### SUPPLIED INFORMATION
• • • •
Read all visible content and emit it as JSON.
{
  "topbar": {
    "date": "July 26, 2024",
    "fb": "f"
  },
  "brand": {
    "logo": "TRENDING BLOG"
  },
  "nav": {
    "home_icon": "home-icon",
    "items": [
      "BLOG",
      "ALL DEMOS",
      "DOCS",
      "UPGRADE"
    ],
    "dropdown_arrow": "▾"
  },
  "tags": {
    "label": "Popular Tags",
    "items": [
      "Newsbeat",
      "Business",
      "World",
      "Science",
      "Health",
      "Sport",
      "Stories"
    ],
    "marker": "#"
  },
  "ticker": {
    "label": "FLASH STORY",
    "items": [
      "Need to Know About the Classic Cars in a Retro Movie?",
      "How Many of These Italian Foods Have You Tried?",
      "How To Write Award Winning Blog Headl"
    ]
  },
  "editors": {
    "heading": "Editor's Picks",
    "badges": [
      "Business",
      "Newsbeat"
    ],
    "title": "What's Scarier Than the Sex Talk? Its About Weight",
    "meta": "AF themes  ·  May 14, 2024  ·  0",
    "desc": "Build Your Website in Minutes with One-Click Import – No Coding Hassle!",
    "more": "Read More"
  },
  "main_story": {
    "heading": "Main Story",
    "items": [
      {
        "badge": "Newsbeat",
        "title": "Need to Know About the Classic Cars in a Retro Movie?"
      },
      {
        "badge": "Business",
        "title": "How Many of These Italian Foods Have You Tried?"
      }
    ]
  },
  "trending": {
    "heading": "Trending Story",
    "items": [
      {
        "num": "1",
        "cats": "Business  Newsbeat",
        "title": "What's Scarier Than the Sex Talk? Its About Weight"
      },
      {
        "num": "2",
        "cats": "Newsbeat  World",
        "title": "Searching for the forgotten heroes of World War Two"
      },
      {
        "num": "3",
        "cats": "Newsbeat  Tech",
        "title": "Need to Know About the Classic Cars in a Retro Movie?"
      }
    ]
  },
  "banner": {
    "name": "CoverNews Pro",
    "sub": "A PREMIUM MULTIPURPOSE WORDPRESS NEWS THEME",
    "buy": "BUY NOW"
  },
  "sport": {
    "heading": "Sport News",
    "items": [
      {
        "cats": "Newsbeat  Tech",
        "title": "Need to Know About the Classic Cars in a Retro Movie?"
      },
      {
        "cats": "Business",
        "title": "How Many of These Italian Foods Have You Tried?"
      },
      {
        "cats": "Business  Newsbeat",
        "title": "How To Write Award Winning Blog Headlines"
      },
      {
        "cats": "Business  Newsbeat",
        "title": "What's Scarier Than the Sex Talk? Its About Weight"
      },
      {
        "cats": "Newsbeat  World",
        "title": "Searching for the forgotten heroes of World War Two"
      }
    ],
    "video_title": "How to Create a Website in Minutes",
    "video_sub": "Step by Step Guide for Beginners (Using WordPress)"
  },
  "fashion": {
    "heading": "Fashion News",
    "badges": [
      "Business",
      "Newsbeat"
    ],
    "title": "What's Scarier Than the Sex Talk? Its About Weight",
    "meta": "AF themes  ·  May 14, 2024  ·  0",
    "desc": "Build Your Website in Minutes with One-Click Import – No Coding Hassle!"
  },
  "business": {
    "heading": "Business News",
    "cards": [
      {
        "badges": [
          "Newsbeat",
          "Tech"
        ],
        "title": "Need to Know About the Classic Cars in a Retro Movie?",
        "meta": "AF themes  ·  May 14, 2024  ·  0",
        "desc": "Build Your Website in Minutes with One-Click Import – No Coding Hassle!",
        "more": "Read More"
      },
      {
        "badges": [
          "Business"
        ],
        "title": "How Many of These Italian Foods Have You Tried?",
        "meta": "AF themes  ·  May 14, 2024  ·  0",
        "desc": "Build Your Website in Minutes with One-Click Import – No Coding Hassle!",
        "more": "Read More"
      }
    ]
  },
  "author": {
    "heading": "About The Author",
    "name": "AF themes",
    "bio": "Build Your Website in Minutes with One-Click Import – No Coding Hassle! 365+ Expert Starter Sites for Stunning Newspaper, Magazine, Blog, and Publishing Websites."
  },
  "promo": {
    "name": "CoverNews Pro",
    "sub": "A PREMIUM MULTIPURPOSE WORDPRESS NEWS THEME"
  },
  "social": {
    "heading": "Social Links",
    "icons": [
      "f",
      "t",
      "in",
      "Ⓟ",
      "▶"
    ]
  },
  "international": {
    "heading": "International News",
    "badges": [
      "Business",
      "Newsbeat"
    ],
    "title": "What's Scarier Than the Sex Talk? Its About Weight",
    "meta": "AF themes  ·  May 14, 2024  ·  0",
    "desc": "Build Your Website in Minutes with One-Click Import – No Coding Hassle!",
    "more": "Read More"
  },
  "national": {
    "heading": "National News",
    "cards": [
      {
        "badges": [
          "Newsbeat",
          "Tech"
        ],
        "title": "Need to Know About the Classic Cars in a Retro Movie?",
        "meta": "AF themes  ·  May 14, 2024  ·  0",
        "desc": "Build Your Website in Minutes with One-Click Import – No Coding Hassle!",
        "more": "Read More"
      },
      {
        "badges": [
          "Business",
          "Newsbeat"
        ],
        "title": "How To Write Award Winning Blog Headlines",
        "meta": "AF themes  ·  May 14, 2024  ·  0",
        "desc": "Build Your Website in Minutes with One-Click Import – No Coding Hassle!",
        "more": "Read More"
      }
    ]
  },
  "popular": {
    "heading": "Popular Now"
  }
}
• • • •
### SET TASK
Locate the word "Headlines" in the records and collect each line it appears in.

### FINAL RESULT
        "title": "How To Write Award Winning Blog Headlines"
        "title": "How To Write Award Winning Blog Headlines",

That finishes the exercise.